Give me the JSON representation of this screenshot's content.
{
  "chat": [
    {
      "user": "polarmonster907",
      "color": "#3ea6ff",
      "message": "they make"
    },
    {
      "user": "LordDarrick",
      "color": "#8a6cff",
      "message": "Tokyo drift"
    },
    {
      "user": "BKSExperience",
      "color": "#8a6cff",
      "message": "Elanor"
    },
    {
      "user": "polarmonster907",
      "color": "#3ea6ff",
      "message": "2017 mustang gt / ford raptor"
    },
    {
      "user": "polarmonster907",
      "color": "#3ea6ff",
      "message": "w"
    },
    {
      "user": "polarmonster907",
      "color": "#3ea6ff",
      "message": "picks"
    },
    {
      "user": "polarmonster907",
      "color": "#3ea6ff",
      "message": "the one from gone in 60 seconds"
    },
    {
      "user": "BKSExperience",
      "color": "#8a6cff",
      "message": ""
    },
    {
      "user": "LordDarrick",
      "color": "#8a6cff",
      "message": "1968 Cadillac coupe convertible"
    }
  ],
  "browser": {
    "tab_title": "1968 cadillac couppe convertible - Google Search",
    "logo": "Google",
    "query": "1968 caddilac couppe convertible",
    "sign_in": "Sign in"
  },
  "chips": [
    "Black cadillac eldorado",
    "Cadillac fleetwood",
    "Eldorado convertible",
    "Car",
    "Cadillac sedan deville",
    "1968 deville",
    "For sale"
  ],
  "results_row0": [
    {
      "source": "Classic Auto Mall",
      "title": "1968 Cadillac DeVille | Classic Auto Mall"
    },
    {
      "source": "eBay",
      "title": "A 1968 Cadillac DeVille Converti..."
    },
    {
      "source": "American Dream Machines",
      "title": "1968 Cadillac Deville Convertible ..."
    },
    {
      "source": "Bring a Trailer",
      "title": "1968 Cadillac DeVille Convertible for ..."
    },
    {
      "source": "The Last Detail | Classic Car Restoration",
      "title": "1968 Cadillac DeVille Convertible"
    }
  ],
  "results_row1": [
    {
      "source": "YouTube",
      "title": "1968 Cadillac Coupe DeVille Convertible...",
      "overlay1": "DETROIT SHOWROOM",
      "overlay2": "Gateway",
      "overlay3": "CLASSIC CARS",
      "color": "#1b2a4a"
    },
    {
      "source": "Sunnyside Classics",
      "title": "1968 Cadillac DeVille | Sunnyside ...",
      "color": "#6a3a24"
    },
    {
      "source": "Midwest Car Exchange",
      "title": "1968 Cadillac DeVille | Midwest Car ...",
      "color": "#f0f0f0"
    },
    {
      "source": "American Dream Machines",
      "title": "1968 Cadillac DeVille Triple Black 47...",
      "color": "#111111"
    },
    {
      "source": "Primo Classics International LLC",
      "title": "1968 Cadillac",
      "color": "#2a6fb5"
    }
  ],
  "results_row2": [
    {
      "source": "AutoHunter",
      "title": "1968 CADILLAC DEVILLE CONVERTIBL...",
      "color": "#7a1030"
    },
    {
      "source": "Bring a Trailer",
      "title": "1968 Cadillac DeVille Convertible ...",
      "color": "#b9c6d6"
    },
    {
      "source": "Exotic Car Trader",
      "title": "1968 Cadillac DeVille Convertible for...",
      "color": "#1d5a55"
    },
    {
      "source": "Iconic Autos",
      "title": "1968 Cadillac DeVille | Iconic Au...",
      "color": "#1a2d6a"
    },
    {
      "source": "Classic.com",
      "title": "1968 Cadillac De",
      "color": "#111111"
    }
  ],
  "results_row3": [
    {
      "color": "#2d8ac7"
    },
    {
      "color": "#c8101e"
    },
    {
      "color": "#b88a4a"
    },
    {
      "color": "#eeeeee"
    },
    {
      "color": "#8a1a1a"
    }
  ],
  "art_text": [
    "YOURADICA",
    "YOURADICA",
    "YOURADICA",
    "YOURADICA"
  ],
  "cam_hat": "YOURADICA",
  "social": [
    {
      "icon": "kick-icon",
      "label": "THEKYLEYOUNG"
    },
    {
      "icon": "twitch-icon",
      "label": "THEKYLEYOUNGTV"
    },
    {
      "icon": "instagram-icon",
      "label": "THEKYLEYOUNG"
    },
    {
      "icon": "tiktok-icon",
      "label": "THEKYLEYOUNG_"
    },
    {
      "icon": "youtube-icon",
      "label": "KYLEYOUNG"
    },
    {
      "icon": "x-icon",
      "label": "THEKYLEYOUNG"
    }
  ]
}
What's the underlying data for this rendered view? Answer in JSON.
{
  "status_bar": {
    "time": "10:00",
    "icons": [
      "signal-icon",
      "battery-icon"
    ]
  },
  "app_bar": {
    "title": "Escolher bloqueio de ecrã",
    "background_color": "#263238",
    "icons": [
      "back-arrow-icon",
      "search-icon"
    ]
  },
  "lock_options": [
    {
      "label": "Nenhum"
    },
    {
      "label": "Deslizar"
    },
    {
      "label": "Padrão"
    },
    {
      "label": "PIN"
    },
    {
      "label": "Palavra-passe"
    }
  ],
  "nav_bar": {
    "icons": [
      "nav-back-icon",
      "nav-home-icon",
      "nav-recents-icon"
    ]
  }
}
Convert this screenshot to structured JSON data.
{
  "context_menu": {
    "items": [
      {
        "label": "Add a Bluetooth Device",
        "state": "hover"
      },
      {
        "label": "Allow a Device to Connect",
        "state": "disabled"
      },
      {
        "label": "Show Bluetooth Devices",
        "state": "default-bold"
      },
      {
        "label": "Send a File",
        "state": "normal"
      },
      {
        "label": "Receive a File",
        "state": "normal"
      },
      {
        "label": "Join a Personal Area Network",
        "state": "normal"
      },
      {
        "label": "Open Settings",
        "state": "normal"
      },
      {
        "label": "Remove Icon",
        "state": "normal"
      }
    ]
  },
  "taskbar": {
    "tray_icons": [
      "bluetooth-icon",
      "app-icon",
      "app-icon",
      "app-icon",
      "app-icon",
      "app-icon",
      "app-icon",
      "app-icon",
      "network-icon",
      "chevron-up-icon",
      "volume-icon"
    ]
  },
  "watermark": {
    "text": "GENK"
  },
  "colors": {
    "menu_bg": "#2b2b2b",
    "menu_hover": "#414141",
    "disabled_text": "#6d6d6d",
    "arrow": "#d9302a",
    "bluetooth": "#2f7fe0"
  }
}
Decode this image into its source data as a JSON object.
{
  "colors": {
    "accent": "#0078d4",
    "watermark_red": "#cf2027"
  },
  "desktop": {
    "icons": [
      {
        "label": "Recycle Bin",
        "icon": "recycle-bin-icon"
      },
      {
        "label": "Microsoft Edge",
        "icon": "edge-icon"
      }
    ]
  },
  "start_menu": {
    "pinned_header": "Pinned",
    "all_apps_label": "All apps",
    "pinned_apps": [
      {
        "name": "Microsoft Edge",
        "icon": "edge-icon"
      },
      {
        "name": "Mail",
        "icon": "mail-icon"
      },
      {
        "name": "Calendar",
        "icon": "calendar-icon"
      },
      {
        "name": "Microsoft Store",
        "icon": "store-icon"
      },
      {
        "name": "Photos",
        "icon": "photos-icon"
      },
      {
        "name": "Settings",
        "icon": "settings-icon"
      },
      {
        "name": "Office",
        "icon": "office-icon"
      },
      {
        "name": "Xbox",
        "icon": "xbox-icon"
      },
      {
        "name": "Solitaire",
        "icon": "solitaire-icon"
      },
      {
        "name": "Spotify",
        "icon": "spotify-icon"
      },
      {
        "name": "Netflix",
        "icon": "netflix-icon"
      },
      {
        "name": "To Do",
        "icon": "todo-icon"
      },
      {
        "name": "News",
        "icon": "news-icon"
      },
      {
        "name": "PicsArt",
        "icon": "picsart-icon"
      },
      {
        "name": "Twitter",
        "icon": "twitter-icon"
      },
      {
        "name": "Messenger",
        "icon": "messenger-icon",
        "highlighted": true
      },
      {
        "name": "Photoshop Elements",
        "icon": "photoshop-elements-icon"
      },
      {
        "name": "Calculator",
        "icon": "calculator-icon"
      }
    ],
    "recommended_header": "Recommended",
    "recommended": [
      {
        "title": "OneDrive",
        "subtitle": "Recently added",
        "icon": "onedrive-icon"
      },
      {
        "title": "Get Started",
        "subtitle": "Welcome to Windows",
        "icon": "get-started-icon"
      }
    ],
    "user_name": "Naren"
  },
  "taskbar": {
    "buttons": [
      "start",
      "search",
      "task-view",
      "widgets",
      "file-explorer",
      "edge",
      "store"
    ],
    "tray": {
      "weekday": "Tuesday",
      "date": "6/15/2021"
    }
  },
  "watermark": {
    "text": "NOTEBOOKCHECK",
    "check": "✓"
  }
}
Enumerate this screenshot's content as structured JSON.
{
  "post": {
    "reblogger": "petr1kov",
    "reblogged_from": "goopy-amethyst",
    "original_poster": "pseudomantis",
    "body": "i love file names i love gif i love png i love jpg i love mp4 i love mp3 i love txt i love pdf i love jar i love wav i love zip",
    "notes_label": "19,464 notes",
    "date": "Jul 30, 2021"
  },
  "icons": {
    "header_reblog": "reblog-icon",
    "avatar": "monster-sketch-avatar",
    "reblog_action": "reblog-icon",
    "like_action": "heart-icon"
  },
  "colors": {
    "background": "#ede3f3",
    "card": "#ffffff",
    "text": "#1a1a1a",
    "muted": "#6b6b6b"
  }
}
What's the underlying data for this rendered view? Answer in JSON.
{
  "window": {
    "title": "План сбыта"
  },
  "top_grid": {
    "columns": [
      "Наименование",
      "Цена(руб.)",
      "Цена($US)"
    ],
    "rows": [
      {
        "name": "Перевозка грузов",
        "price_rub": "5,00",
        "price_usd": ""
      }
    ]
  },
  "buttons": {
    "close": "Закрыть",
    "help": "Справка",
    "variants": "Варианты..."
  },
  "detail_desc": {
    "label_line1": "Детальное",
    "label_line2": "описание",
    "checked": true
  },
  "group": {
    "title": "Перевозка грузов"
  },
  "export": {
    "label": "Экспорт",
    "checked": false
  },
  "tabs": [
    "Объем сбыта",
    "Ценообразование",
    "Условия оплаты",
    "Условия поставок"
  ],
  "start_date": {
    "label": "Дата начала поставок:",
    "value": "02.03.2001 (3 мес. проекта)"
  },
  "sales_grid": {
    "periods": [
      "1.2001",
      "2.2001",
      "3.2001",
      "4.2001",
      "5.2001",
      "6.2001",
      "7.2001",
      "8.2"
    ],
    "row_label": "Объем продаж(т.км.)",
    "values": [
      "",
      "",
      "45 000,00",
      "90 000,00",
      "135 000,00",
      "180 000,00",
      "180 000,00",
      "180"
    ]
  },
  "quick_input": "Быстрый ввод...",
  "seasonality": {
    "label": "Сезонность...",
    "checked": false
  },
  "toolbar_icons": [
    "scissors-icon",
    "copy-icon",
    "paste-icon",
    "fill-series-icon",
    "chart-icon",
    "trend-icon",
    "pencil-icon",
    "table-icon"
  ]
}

+++

» PROBLEM DESCRIPTION
What is the number of lines that hold the string "Google"? Give it alone.

» WRITTEN RESPONSE
2